◆ Problem requirements:
For the listing below, give the number of lines in which "TetherUS" occurs. Add nothing.
=== Exercise materials ===
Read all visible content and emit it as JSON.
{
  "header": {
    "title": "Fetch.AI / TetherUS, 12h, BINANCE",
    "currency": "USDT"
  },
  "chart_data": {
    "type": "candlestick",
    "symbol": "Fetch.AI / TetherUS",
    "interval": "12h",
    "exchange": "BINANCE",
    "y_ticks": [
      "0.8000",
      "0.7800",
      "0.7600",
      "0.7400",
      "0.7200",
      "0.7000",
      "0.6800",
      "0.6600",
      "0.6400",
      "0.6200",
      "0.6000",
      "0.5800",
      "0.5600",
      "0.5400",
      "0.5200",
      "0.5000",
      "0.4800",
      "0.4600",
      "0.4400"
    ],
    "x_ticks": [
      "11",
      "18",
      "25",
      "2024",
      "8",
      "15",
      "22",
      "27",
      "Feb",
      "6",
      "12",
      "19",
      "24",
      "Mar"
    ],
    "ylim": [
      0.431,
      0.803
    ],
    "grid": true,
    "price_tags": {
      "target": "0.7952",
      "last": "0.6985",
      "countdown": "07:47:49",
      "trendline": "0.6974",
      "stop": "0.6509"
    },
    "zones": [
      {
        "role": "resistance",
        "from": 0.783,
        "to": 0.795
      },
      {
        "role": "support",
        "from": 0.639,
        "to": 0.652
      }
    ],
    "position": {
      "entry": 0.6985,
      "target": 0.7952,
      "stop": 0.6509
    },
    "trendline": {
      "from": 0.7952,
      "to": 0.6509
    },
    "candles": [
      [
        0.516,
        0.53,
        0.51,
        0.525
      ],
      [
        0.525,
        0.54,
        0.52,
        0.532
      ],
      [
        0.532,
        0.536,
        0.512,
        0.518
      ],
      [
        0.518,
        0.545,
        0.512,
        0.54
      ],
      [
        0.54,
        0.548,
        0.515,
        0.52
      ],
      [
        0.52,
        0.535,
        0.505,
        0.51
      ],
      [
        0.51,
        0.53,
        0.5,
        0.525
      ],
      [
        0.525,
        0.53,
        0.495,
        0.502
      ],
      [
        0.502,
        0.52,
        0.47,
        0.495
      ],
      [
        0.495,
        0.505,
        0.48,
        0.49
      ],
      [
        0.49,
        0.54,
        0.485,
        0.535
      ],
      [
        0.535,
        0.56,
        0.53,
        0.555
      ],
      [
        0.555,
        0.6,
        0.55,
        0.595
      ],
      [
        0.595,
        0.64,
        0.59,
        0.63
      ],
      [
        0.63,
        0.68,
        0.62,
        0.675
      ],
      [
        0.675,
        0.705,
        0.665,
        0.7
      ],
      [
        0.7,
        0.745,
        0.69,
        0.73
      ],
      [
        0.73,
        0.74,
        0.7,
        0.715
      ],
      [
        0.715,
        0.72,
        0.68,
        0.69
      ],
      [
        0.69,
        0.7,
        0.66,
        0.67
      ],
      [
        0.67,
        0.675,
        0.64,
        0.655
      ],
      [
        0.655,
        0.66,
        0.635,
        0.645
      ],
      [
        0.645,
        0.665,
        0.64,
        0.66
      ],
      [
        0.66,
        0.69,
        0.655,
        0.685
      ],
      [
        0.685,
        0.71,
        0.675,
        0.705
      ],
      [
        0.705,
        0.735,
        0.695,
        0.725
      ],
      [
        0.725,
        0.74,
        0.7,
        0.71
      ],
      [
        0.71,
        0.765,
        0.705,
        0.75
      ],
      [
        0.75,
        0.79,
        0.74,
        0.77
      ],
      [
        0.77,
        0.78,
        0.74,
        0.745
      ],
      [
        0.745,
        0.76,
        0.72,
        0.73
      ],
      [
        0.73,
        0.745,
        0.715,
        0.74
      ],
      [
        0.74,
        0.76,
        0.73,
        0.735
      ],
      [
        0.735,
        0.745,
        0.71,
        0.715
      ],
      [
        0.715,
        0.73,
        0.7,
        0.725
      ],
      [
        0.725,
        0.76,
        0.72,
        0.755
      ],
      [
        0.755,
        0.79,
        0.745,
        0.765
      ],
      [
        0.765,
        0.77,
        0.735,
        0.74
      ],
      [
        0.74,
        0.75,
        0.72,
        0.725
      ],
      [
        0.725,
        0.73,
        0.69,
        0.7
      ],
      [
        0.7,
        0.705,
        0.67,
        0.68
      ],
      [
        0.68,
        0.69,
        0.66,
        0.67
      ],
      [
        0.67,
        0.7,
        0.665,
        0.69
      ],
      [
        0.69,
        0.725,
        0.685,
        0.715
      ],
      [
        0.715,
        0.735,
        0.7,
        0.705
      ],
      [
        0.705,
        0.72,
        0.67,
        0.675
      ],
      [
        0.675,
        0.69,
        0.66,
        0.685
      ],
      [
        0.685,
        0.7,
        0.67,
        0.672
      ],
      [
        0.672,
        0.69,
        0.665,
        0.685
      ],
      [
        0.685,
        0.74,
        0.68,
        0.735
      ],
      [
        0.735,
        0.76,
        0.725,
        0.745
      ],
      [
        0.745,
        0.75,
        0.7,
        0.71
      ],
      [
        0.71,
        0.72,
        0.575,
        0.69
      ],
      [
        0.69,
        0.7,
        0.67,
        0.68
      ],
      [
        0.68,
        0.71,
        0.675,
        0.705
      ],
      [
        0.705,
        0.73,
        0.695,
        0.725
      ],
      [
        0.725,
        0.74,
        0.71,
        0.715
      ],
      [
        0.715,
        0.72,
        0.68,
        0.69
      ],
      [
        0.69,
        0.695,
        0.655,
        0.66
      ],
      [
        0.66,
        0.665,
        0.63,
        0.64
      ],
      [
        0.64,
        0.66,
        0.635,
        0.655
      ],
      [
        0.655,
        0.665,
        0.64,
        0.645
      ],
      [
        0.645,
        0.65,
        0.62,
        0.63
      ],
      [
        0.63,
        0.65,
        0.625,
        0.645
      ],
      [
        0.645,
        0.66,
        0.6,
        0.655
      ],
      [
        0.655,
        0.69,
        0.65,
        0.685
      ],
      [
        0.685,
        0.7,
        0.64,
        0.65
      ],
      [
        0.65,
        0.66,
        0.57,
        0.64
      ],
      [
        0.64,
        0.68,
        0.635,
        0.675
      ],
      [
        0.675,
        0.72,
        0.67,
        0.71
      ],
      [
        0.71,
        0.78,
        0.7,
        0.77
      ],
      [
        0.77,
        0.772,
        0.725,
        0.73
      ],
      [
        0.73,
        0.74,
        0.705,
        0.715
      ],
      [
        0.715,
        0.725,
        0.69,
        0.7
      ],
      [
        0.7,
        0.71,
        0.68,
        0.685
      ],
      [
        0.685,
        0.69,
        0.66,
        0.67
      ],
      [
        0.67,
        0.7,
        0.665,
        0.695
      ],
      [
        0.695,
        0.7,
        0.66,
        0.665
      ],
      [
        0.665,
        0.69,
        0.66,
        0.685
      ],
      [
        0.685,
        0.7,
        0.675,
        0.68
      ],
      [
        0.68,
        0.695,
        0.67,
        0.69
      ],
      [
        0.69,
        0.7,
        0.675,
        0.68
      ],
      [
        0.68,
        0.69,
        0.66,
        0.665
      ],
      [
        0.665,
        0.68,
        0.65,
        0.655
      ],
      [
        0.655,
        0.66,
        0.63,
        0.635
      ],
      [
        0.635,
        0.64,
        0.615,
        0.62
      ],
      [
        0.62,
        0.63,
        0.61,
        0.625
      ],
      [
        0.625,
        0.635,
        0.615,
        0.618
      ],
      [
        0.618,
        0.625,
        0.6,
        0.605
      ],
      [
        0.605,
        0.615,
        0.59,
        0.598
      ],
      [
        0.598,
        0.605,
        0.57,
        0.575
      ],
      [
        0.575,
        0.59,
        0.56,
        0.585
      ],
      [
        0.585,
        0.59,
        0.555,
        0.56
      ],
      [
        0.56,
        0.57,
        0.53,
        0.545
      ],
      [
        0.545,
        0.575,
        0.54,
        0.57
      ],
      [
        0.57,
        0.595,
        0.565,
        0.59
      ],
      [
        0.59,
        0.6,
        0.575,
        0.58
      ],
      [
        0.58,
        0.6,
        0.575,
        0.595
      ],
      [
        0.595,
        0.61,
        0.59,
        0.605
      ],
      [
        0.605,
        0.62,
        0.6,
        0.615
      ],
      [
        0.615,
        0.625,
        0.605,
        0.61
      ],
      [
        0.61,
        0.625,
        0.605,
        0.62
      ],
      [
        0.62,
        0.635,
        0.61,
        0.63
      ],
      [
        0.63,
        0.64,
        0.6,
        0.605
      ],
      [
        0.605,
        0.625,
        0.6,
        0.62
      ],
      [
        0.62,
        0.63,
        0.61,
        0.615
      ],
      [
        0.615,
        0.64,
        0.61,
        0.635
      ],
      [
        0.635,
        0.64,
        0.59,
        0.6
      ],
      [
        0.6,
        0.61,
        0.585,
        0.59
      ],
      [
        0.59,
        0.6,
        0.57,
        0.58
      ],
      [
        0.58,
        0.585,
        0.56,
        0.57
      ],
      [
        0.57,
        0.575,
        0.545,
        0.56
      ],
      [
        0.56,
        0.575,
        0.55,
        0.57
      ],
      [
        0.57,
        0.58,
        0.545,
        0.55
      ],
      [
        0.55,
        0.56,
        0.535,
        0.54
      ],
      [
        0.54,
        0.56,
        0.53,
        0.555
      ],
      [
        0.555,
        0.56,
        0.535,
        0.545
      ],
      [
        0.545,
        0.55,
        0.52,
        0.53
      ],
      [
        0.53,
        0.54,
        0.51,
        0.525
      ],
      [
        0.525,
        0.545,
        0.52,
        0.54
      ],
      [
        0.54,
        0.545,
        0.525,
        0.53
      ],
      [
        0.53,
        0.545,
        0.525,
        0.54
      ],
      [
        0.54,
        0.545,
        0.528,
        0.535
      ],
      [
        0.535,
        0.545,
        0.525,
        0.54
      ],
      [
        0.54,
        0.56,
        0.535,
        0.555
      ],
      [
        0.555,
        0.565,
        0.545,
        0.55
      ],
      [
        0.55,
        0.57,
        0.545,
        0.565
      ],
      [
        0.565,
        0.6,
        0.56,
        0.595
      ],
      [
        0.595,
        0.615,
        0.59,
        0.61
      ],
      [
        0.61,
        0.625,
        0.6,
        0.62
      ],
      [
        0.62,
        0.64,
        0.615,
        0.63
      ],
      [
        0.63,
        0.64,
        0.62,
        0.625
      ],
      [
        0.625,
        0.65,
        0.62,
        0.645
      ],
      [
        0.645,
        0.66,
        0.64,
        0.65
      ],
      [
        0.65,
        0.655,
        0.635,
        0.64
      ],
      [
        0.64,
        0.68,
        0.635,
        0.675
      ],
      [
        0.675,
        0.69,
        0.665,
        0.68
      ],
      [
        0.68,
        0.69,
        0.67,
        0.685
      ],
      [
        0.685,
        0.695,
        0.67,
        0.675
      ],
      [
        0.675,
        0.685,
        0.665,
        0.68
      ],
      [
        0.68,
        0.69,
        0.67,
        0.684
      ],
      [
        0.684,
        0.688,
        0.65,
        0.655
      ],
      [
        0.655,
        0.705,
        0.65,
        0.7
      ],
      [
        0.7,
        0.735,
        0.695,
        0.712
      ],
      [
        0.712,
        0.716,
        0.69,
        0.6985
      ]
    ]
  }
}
===
◆ The output:
2